(Figure content listings)
═══
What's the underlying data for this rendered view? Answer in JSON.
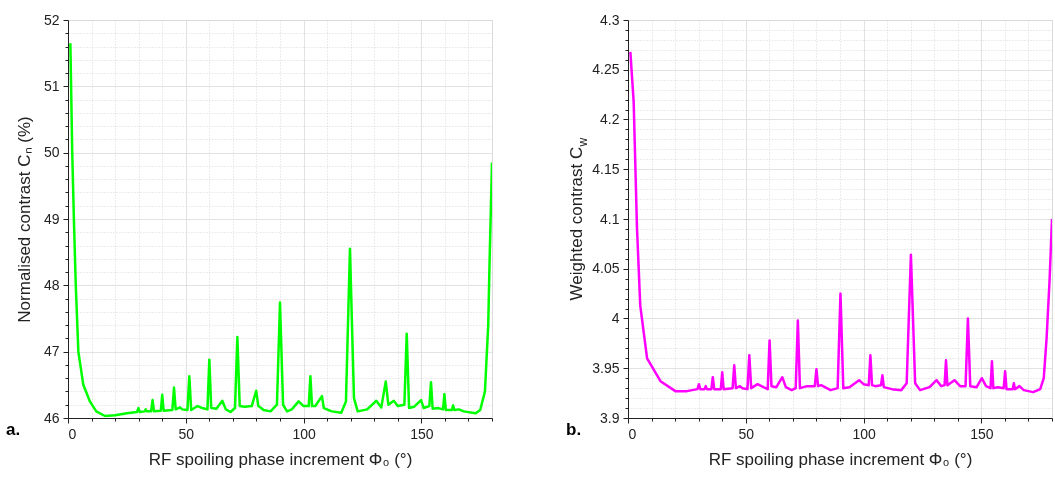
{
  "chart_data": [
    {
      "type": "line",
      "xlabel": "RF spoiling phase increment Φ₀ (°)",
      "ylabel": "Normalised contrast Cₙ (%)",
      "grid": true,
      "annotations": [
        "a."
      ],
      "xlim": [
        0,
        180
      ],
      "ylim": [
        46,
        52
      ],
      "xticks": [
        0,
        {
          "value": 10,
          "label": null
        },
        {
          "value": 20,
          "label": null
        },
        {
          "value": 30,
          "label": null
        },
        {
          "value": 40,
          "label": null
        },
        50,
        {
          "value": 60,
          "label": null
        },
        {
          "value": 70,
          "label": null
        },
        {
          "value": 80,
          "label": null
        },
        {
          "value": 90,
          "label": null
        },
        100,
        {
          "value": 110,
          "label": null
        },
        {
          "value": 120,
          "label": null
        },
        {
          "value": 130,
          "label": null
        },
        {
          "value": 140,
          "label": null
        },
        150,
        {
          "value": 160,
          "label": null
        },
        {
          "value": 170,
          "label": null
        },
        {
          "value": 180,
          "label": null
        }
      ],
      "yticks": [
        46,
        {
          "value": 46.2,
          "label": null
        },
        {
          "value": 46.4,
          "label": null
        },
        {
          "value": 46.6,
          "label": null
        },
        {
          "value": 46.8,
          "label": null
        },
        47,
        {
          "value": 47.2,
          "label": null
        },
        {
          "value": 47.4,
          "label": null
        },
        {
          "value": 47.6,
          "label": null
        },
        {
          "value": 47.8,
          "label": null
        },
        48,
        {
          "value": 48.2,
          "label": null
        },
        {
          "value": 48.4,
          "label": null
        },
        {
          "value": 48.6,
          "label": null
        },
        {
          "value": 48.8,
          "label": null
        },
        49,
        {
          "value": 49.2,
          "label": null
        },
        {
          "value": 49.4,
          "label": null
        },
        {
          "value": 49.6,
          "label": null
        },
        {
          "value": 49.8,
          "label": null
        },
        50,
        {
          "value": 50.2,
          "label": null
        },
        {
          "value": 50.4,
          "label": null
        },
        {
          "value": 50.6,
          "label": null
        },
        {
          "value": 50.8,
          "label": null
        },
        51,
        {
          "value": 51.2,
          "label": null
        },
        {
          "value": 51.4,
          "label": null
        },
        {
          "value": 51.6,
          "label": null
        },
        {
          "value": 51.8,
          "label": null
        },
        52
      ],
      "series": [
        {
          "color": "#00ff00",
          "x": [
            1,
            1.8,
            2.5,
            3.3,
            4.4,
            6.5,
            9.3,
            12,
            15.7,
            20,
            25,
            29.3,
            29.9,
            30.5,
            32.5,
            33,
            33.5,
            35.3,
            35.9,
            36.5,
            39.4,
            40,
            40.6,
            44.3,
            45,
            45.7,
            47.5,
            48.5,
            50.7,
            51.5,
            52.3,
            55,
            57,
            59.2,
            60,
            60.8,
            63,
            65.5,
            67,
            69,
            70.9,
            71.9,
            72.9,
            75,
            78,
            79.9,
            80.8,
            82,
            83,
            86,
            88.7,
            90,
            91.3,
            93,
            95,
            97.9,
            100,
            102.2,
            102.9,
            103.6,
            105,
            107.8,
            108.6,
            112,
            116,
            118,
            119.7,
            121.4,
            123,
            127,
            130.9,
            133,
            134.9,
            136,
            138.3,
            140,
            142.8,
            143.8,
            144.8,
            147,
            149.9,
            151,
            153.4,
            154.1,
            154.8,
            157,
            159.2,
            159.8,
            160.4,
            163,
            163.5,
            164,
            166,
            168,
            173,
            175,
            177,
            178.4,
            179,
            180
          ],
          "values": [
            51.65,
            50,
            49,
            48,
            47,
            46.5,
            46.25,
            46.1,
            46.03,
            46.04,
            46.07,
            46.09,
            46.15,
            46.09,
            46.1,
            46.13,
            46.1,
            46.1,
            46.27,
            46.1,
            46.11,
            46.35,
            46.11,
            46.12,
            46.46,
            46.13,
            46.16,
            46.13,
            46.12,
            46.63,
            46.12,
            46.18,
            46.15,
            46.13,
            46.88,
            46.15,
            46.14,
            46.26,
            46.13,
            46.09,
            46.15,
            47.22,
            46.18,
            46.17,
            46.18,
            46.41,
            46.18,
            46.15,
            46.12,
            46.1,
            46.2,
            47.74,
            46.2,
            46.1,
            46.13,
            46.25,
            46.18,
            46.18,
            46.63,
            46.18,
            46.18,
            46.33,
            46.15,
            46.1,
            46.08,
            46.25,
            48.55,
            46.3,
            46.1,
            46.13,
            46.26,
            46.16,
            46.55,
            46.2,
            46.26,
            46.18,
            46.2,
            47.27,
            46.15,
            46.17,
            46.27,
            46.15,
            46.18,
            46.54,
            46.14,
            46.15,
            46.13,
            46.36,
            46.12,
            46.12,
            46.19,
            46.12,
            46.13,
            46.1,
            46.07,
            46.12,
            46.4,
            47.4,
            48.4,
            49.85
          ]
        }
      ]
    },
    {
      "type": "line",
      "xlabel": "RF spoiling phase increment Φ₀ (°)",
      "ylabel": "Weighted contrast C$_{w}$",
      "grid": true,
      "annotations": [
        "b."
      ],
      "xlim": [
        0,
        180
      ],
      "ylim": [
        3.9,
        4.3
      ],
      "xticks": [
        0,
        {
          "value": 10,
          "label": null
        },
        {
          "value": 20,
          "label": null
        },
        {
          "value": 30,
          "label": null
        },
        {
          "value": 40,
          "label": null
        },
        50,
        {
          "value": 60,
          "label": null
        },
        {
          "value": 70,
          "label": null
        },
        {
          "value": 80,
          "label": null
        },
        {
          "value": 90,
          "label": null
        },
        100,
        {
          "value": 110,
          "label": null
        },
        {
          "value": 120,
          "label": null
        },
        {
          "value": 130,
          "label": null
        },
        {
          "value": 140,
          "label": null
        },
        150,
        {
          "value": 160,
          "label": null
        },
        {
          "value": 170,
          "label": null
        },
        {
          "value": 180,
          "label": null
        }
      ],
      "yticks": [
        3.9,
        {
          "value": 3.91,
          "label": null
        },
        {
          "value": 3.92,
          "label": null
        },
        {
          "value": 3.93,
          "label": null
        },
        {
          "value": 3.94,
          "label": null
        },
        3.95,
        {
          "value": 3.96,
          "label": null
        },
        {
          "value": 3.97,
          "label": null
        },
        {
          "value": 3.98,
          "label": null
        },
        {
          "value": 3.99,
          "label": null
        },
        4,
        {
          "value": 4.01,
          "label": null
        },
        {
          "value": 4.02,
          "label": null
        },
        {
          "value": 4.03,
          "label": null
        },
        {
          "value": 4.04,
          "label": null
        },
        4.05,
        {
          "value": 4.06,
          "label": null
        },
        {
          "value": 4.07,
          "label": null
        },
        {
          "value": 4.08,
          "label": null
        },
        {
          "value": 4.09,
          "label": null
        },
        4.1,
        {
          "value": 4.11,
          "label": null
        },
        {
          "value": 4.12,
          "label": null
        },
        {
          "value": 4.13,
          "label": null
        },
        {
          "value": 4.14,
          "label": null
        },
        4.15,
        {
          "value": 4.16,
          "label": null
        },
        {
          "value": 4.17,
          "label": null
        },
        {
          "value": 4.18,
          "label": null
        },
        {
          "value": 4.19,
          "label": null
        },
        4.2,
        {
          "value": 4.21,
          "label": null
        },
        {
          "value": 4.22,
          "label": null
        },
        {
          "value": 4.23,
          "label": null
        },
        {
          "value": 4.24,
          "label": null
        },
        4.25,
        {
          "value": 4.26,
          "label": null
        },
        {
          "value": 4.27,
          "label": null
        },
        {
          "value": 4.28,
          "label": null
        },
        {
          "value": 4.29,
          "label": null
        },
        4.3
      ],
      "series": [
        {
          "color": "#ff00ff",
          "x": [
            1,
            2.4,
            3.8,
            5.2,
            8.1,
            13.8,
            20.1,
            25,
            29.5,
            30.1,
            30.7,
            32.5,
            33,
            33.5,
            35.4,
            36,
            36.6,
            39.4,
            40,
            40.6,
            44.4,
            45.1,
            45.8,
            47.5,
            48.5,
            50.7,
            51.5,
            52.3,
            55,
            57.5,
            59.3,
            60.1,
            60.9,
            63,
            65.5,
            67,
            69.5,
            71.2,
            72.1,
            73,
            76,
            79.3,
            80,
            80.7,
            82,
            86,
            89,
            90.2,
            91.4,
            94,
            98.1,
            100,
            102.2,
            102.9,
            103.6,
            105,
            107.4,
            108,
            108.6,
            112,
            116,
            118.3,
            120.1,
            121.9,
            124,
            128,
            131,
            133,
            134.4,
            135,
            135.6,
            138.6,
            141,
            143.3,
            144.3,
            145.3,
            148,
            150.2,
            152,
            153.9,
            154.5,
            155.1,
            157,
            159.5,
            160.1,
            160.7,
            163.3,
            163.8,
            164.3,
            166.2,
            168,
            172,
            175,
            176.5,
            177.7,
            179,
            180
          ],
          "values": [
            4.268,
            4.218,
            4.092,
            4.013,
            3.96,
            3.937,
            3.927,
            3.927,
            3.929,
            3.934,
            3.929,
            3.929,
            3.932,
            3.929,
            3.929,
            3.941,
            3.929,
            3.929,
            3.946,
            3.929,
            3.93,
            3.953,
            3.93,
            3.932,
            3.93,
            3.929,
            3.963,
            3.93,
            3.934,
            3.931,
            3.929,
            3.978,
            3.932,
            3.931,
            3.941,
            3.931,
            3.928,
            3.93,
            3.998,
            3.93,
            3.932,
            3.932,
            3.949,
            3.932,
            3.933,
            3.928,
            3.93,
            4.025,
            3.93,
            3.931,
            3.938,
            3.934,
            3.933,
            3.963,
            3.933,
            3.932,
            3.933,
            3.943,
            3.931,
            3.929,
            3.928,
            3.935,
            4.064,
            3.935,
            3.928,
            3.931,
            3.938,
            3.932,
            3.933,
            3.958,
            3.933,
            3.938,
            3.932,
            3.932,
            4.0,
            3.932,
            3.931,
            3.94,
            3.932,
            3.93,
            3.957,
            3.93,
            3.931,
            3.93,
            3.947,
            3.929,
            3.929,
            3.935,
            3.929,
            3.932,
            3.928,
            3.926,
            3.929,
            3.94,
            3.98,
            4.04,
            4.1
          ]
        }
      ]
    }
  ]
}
═══
◆ EXERCISE DETAILS:
Note every line above where the string "ylabel" shows up, and copy those lines.

◆ IN RESPONSE:
      "ylabel": "Normalised contrast Cₙ (%)",
      "ylabel": "Weighted contrast C$_{w}$",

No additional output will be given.